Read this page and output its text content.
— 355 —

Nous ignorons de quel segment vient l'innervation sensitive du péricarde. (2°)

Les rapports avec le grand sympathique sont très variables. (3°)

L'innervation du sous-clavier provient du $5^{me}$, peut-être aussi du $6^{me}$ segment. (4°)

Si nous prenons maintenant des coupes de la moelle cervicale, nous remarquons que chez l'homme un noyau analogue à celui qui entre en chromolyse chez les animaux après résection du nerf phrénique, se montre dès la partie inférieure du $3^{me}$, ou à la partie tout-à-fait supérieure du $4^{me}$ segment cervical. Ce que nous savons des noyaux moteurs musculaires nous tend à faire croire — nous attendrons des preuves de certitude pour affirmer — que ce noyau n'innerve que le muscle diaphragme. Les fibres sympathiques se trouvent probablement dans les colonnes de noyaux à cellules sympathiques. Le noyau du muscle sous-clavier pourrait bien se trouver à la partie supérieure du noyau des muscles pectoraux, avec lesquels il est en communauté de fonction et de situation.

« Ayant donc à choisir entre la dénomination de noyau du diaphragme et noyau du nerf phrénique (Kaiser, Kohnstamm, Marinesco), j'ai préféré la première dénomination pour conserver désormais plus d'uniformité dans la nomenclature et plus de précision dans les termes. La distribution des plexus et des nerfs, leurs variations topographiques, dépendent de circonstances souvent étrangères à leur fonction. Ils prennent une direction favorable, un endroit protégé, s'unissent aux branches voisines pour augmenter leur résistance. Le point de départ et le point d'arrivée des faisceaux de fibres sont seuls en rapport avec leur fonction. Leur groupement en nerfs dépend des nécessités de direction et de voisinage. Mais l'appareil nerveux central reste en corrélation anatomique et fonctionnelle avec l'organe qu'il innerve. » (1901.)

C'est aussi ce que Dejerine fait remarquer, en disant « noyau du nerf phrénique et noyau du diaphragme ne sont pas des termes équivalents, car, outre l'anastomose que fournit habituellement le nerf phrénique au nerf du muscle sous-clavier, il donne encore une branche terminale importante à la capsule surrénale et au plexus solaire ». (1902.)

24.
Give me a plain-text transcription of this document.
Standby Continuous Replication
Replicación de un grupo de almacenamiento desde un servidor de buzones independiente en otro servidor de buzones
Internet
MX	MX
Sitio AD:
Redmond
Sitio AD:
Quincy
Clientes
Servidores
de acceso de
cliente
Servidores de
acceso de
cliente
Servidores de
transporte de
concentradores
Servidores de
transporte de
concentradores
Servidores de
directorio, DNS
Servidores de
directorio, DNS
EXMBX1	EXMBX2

____

* [Instructions for the task]: Repeat exactly the lines starting at the line with "Give me a plain-text" and ending with the final line of the entries. Include nothing else.

* [Full output]:
Give me a plain-text transcription of this document.
Standby Continuous Replication
Replicación de un grupo de almacenamiento desde un servidor de buzones independiente en otro servidor de buzones
Internet
MX	MX
Sitio AD:
Redmond
Sitio AD:
Quincy
Clientes
Servidores
de acceso de
cliente
Servidores de
acceso de
cliente
Servidores de
transporte de
concentradores
Servidores de
transporte de
concentradores
Servidores de
directorio, DNS
Servidores de
directorio, DNS
EXMBX1	EXMBX2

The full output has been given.